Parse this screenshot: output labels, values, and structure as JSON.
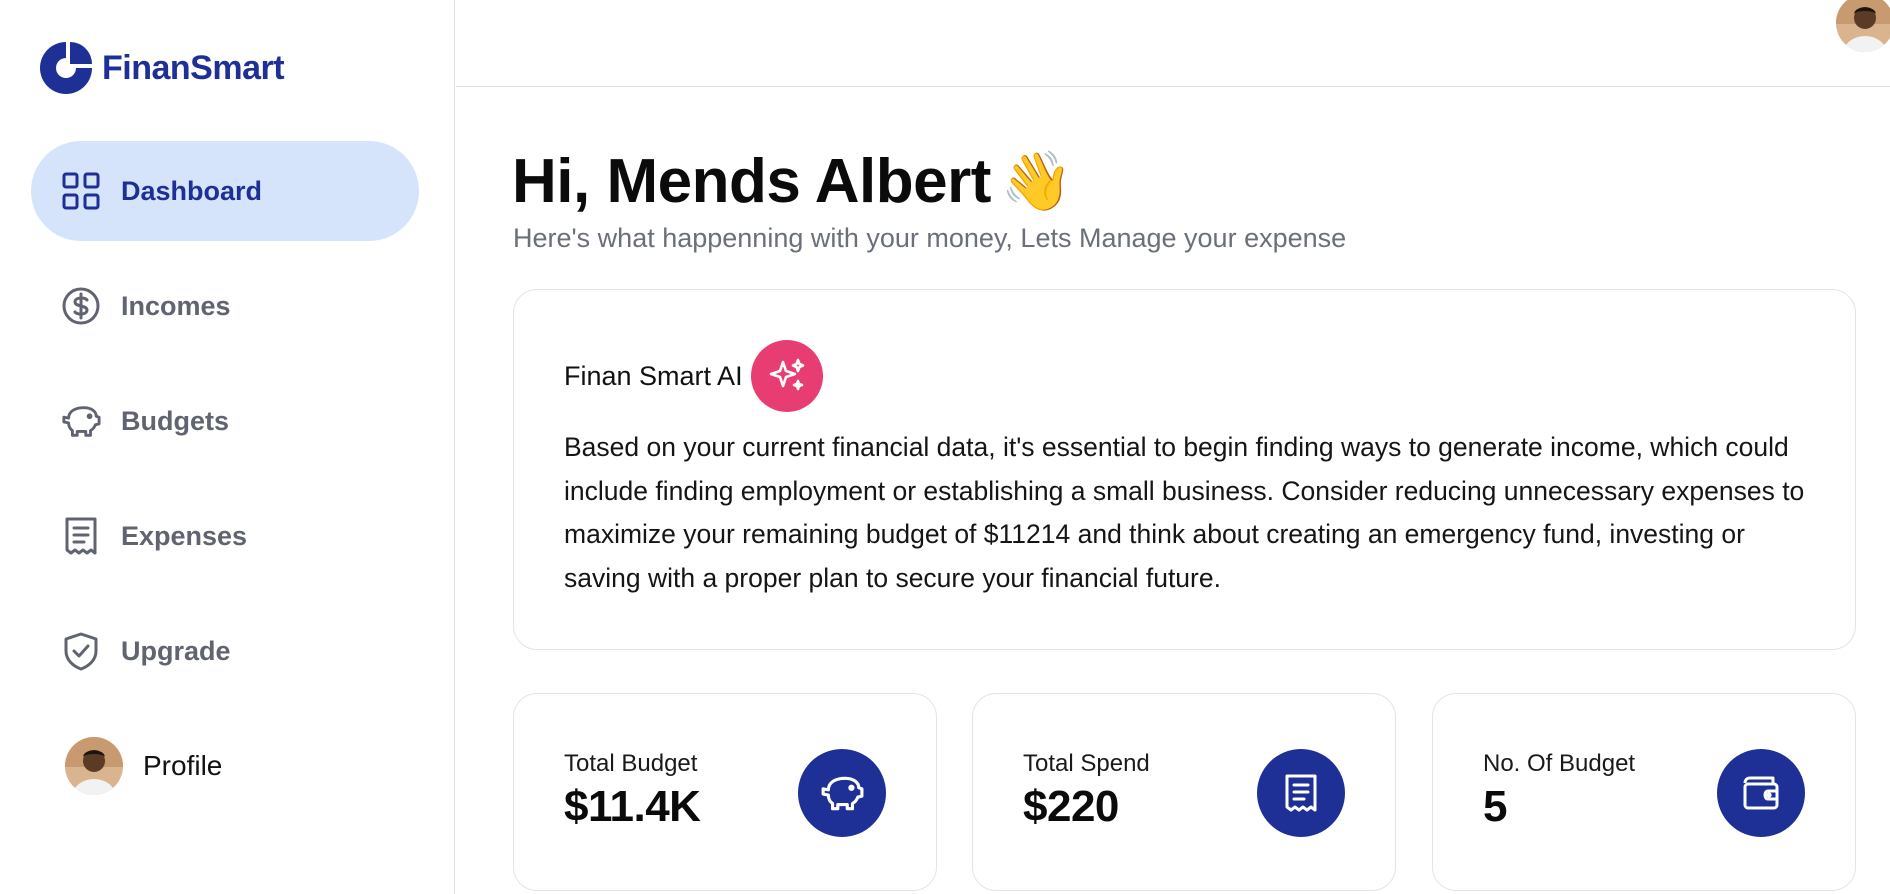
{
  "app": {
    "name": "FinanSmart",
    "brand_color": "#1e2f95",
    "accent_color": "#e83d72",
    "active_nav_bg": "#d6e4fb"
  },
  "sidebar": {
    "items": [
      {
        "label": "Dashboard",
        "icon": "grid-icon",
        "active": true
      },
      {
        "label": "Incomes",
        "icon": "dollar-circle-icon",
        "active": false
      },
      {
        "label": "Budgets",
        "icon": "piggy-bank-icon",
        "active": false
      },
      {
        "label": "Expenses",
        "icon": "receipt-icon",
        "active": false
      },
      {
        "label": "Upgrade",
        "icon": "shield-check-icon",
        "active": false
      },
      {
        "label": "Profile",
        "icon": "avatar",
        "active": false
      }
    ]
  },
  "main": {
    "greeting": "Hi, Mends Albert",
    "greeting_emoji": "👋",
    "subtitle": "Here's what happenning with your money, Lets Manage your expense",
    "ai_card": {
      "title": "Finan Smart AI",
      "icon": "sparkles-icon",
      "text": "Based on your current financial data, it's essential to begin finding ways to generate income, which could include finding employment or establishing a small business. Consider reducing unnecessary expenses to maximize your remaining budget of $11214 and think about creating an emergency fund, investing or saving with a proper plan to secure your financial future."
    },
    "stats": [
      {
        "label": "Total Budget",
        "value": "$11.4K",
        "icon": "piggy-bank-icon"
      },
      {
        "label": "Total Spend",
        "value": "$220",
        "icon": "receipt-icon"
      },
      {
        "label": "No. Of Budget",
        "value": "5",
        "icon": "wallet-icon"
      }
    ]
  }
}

***

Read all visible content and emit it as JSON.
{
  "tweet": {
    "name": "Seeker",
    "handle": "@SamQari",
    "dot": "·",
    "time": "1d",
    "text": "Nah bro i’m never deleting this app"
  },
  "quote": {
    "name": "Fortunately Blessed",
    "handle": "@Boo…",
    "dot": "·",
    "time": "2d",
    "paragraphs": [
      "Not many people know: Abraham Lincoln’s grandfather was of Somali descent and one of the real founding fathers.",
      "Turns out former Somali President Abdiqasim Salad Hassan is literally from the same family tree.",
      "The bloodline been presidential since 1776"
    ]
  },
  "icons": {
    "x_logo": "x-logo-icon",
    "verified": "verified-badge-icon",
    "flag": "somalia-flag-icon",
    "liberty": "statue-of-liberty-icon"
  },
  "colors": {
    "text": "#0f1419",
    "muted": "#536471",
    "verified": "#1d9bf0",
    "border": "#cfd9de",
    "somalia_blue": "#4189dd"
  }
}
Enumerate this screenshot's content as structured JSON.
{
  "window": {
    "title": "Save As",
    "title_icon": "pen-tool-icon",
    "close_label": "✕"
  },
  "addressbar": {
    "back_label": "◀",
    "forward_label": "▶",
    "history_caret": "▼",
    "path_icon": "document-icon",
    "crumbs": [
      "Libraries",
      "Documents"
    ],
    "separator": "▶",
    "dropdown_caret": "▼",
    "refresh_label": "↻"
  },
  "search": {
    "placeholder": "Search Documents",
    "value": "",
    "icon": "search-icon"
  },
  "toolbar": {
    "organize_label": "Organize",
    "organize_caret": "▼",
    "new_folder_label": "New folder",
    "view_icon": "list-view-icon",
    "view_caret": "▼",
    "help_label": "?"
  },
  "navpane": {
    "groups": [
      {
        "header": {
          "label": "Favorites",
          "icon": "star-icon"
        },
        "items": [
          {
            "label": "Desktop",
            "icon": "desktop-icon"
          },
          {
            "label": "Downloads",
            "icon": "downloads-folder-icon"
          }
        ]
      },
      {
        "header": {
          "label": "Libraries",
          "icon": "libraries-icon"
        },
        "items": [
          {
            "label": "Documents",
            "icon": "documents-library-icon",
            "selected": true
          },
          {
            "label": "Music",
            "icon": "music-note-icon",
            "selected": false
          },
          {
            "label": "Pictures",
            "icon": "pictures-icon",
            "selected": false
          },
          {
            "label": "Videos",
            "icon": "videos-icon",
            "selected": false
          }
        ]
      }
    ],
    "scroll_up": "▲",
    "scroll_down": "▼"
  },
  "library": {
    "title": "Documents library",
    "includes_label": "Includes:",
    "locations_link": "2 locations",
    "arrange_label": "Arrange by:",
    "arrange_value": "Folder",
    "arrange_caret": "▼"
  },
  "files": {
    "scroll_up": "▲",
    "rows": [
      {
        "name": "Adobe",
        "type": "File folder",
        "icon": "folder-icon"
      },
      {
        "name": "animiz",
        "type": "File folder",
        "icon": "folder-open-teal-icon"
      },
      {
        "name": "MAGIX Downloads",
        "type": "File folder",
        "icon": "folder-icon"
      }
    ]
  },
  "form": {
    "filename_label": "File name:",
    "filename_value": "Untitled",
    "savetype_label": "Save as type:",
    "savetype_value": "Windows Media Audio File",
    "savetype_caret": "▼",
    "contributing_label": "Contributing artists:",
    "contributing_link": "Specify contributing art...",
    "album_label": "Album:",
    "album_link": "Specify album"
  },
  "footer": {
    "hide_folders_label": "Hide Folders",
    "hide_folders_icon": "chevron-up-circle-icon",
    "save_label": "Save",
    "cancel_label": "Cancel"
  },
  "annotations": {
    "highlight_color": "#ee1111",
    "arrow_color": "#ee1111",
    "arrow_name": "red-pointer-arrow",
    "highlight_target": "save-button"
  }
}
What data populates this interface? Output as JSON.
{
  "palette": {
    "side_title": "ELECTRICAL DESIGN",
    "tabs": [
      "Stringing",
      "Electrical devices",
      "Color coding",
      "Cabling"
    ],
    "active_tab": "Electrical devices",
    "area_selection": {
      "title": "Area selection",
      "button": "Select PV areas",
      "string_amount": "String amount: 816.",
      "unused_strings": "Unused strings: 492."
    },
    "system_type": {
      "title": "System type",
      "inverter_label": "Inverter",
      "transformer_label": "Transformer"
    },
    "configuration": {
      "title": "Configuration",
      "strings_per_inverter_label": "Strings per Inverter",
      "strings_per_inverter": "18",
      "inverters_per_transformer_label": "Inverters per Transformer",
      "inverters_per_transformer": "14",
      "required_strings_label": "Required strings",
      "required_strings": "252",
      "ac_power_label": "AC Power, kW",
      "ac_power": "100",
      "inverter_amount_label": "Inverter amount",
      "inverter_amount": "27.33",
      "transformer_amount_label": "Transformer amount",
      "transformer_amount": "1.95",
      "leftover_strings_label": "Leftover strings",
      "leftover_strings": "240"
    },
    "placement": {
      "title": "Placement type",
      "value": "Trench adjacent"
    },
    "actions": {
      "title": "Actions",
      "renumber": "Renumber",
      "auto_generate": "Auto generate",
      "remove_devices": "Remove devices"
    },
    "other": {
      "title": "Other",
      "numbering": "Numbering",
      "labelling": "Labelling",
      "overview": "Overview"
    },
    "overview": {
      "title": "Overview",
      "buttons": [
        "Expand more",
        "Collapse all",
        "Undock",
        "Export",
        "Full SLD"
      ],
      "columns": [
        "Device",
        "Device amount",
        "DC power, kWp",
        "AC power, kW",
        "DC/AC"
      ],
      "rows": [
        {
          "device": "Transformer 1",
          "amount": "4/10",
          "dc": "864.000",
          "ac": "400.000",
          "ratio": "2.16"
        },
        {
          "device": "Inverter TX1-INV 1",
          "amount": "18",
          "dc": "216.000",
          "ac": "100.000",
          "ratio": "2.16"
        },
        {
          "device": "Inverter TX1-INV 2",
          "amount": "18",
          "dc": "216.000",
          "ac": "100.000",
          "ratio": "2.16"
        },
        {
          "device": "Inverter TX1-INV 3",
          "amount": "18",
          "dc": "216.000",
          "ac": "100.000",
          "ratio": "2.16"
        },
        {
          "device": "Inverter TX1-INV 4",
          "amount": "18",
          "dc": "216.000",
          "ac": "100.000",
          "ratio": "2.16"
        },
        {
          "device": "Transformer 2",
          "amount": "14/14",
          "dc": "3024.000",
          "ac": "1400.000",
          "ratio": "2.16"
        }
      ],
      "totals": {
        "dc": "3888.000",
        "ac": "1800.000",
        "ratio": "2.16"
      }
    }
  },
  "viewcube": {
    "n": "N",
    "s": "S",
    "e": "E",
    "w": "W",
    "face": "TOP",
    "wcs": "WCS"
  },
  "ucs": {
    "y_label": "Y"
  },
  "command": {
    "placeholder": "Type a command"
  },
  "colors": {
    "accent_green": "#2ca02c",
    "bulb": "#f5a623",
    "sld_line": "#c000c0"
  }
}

***

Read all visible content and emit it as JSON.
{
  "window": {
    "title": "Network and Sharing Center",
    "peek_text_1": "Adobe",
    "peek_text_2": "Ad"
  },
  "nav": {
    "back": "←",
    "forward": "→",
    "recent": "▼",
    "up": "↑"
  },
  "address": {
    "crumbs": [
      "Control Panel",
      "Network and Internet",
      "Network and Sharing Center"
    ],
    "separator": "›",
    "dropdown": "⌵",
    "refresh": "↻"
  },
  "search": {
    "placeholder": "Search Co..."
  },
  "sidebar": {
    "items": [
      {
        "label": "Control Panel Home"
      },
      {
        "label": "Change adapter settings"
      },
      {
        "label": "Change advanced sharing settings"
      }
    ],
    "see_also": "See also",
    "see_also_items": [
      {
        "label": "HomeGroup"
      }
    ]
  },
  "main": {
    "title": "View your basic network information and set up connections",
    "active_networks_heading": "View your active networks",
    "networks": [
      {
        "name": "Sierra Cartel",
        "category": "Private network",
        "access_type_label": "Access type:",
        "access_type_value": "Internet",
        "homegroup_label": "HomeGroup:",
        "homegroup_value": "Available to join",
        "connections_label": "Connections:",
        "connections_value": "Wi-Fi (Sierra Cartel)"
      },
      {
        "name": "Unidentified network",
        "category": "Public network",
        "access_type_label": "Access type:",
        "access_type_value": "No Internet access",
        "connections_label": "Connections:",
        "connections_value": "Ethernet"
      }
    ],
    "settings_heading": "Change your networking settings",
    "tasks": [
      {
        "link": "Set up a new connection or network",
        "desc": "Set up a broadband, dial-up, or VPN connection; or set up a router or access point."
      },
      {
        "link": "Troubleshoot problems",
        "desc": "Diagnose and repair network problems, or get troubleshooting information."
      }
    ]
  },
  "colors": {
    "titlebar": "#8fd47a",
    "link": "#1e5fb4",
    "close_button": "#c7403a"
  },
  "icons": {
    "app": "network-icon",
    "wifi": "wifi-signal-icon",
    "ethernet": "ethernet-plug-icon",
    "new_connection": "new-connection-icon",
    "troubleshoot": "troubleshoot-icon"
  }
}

***

Lines that include the word "piggy" are to be extracted from the data above.

Exercise output »
        "icon": "piggy-bank-icon",
        "icon": "piggy-bank-icon"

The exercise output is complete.